Set problem —
Quote, without change, all of the lines that follow.
====== Records to use
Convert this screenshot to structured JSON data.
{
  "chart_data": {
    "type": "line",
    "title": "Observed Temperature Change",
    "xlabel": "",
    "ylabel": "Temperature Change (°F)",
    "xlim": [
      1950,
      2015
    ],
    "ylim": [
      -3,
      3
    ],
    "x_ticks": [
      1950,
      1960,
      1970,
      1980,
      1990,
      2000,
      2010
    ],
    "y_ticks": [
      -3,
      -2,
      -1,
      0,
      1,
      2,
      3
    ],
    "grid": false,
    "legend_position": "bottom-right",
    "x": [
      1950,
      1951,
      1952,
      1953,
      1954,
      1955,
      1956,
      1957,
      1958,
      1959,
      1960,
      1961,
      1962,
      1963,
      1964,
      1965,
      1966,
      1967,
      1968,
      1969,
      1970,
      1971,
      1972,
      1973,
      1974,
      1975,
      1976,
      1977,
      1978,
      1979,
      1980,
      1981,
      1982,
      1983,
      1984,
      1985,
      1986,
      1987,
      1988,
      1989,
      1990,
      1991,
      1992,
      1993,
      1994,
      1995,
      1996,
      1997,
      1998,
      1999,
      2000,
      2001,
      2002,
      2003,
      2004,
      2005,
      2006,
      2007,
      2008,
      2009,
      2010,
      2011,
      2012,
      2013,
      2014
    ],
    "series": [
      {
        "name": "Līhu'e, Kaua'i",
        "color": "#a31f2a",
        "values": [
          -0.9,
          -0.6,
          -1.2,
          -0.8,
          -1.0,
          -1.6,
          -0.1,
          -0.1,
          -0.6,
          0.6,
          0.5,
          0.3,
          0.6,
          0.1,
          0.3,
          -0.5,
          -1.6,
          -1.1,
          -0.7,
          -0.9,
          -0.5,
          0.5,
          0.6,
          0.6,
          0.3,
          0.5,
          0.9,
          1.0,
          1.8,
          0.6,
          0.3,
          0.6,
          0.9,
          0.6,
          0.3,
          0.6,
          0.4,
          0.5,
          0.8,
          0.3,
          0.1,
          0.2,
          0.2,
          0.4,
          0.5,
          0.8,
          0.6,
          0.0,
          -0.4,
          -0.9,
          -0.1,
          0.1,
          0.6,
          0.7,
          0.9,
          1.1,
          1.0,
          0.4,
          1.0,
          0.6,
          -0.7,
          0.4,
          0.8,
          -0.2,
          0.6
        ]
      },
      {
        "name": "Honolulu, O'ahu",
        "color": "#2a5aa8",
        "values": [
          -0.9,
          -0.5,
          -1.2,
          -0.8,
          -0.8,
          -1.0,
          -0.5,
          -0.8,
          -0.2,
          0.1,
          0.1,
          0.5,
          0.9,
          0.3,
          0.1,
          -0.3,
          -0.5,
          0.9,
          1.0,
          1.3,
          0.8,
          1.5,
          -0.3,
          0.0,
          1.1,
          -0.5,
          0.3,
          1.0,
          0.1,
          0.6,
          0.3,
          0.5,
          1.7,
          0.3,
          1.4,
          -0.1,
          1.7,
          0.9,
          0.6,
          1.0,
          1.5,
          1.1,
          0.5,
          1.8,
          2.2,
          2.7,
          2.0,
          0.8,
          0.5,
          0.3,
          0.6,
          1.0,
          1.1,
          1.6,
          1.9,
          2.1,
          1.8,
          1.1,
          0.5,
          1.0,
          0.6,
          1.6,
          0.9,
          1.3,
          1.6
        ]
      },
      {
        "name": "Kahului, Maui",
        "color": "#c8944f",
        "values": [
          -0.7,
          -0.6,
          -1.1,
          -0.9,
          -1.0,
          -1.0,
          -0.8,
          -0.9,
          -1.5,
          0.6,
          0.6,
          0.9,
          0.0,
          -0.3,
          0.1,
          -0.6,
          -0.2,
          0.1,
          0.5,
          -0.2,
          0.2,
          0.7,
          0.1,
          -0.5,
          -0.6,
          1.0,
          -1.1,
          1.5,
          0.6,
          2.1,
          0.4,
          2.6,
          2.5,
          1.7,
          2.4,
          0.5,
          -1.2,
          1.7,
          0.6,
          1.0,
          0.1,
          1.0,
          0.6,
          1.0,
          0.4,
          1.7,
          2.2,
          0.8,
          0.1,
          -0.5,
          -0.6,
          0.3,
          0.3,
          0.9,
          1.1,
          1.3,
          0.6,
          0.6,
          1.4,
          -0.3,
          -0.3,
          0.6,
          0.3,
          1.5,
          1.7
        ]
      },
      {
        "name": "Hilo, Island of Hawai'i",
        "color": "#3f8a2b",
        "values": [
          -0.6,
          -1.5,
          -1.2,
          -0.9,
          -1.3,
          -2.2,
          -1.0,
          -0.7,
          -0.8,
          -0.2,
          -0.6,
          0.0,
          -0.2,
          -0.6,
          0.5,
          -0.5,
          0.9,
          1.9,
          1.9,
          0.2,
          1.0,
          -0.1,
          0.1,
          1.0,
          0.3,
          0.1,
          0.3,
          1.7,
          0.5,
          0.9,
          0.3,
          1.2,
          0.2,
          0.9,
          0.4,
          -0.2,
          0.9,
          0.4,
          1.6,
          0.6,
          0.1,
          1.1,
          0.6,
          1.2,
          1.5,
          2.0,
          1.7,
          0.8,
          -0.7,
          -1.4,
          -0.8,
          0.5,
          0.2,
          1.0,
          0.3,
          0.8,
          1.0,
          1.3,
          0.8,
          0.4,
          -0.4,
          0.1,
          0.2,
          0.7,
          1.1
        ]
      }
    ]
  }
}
============
Final answer —
Convert this screenshot to structured JSON data.
{
  "chart_data": {
    "type": "line",
    "title": "Observed Temperature Change",
    "xlabel": "",
    "ylabel": "Temperature Change (°F)",
    "xlim": [
      1950,
      2015
    ],
    "ylim": [
      -3,
      3
    ],
    "x_ticks": [
      1950,
      1960,
      1970,
      1980,
      1990,
      2000,
      2010
    ],
    "y_ticks": [
      -3,
      -2,
      -1,
      0,
      1,
      2,
      3
    ],
    "grid": false,
    "legend_position": "bottom-right",
    "x": [
      1950,
      1951,
      1952,
      1953,
      1954,
      1955,
      1956,
      1957,
      1958,
      1959,
      1960,
      1961,
      1962,
      1963,
      1964,
      1965,
      1966,
      1967,
      1968,
      1969,
      1970,
      1971,
      1972,
      1973,
      1974,
      1975,
      1976,
      1977,
      1978,
      1979,
      1980,
      1981,
      1982,
      1983,
      1984,
      1985,
      1986,
      1987,
      1988,
      1989,
      1990,
      1991,
      1992,
      1993,
      1994,
      1995,
      1996,
      1997,
      1998,
      1999,
      2000,
      2001,
      2002,
      2003,
      2004,
      2005,
      2006,
      2007,
      2008,
      2009,
      2010,
      2011,
      2012,
      2013,
      2014
    ],
    "series": [
      {
        "name": "Līhu'e, Kaua'i",
        "color": "#a31f2a",
        "values": [
          -0.9,
          -0.6,
          -1.2,
          -0.8,
          -1.0,
          -1.6,
          -0.1,
          -0.1,
          -0.6,
          0.6,
          0.5,
          0.3,
          0.6,
          0.1,
          0.3,
          -0.5,
          -1.6,
          -1.1,
          -0.7,
          -0.9,
          -0.5,
          0.5,
          0.6,
          0.6,
          0.3,
          0.5,
          0.9,
          1.0,
          1.8,
          0.6,
          0.3,
          0.6,
          0.9,
          0.6,
          0.3,
          0.6,
          0.4,
          0.5,
          0.8,
          0.3,
          0.1,
          0.2,
          0.2,
          0.4,
          0.5,
          0.8,
          0.6,
          0.0,
          -0.4,
          -0.9,
          -0.1,
          0.1,
          0.6,
          0.7,
          0.9,
          1.1,
          1.0,
          0.4,
          1.0,
          0.6,
          -0.7,
          0.4,
          0.8,
          -0.2,
          0.6
        ]
      },
      {
        "name": "Honolulu, O'ahu",
        "color": "#2a5aa8",
        "values": [
          -0.9,
          -0.5,
          -1.2,
          -0.8,
          -0.8,
          -1.0,
          -0.5,
          -0.8,
          -0.2,
          0.1,
          0.1,
          0.5,
          0.9,
          0.3,
          0.1,
          -0.3,
          -0.5,
          0.9,
          1.0,
          1.3,
          0.8,
          1.5,
          -0.3,
          0.0,
          1.1,
          -0.5,
          0.3,
          1.0,
          0.1,
          0.6,
          0.3,
          0.5,
          1.7,
          0.3,
          1.4,
          -0.1,
          1.7,
          0.9,
          0.6,
          1.0,
          1.5,
          1.1,
          0.5,
          1.8,
          2.2,
          2.7,
          2.0,
          0.8,
          0.5,
          0.3,
          0.6,
          1.0,
          1.1,
          1.6,
          1.9,
          2.1,
          1.8,
          1.1,
          0.5,
          1.0,
          0.6,
          1.6,
          0.9,
          1.3,
          1.6
        ]
      },
      {
        "name": "Kahului, Maui",
        "color": "#c8944f",
        "values": [
          -0.7,
          -0.6,
          -1.1,
          -0.9,
          -1.0,
          -1.0,
          -0.8,
          -0.9,
          -1.5,
          0.6,
          0.6,
          0.9,
          0.0,
          -0.3,
          0.1,
          -0.6,
          -0.2,
          0.1,
          0.5,
          -0.2,
          0.2,
          0.7,
          0.1,
          -0.5,
          -0.6,
          1.0,
          -1.1,
          1.5,
          0.6,
          2.1,
          0.4,
          2.6,
          2.5,
          1.7,
          2.4,
          0.5,
          -1.2,
          1.7,
          0.6,
          1.0,
          0.1,
          1.0,
          0.6,
          1.0,
          0.4,
          1.7,
          2.2,
          0.8,
          0.1,
          -0.5,
          -0.6,
          0.3,
          0.3,
          0.9,
          1.1,
          1.3,
          0.6,
          0.6,
          1.4,
          -0.3,
          -0.3,
          0.6,
          0.3,
          1.5,
          1.7
        ]
      },
      {
        "name": "Hilo, Island of Hawai'i",
        "color": "#3f8a2b",
        "values": [
          -0.6,
          -1.5,
          -1.2,
          -0.9,
          -1.3,
          -2.2,
          -1.0,
          -0.7,
          -0.8,
          -0.2,
          -0.6,
          0.0,
          -0.2,
          -0.6,
          0.5,
          -0.5,
          0.9,
          1.9,
          1.9,
          0.2,
          1.0,
          -0.1,
          0.1,
          1.0,
          0.3,
          0.1,
          0.3,
          1.7,
          0.5,
          0.9,
          0.3,
          1.2,
          0.2,
          0.9,
          0.4,
          -0.2,
          0.9,
          0.4,
          1.6,
          0.6,
          0.1,
          1.1,
          0.6,
          1.2,
          1.5,
          2.0,
          1.7,
          0.8,
          -0.7,
          -1.4,
          -0.8,
          0.5,
          0.2,
          1.0,
          0.3,
          0.8,
          1.0,
          1.3,
          0.8,
          0.4,
          -0.4,
          0.1,
          0.2,
          0.7,
          1.1
        ]
      }
    ]
  }
}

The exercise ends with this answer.